WHAT THE TASK ASKS:
Reproduce the data below in full and exclude every picture.

>> begin SOURCE DATA

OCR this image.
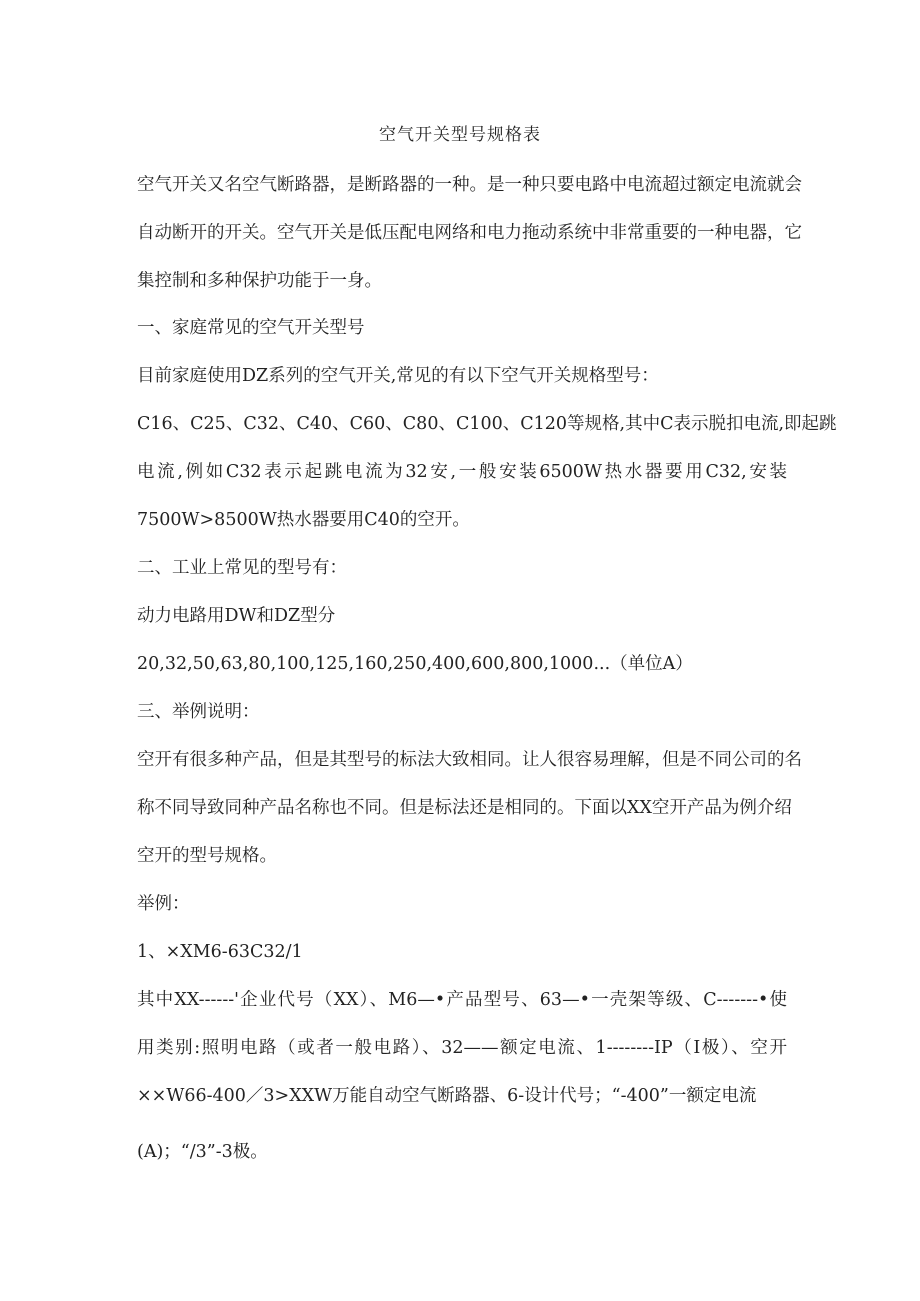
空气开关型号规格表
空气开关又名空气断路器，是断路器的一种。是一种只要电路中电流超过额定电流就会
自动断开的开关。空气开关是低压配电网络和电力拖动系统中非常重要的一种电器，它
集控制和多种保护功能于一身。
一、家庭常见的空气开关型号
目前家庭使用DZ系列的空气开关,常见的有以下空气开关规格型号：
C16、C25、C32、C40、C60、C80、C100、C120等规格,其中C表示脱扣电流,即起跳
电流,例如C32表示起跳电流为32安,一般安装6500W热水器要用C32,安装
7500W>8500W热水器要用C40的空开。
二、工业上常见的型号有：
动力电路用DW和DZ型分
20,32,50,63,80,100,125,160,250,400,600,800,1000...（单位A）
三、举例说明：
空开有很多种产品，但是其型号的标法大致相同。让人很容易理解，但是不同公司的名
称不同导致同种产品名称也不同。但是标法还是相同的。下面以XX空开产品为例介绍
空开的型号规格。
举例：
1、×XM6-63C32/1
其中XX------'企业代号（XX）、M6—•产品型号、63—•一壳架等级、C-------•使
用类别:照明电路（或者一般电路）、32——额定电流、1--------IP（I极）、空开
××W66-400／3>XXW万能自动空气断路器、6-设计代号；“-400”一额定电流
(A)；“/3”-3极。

>> end SOURCE DATA

ANSWER FOR THE TASK:
OCR this image.
空气开关型号规格表
空气开关又名空气断路器，是断路器的一种。是一种只要电路中电流超过额定电流就会
自动断开的开关。空气开关是低压配电网络和电力拖动系统中非常重要的一种电器，它
集控制和多种保护功能于一身。
一、家庭常见的空气开关型号
目前家庭使用DZ系列的空气开关,常见的有以下空气开关规格型号：
C16、C25、C32、C40、C60、C80、C100、C120等规格,其中C表示脱扣电流,即起跳
电流,例如C32表示起跳电流为32安,一般安装6500W热水器要用C32,安装
7500W>8500W热水器要用C40的空开。
二、工业上常见的型号有：
动力电路用DW和DZ型分
20,32,50,63,80,100,125,160,250,400,600,800,1000...（单位A）
三、举例说明：
空开有很多种产品，但是其型号的标法大致相同。让人很容易理解，但是不同公司的名
称不同导致同种产品名称也不同。但是标法还是相同的。下面以XX空开产品为例介绍
空开的型号规格。
举例：
1、×XM6-63C32/1
其中XX------'企业代号（XX）、M6—•产品型号、63—•一壳架等级、C-------•使
用类别:照明电路（或者一般电路）、32——额定电流、1--------IP（I极）、空开
××W66-400／3>XXW万能自动空气断路器、6-设计代号；“-400”一额定电流
(A)；“/3”-3极。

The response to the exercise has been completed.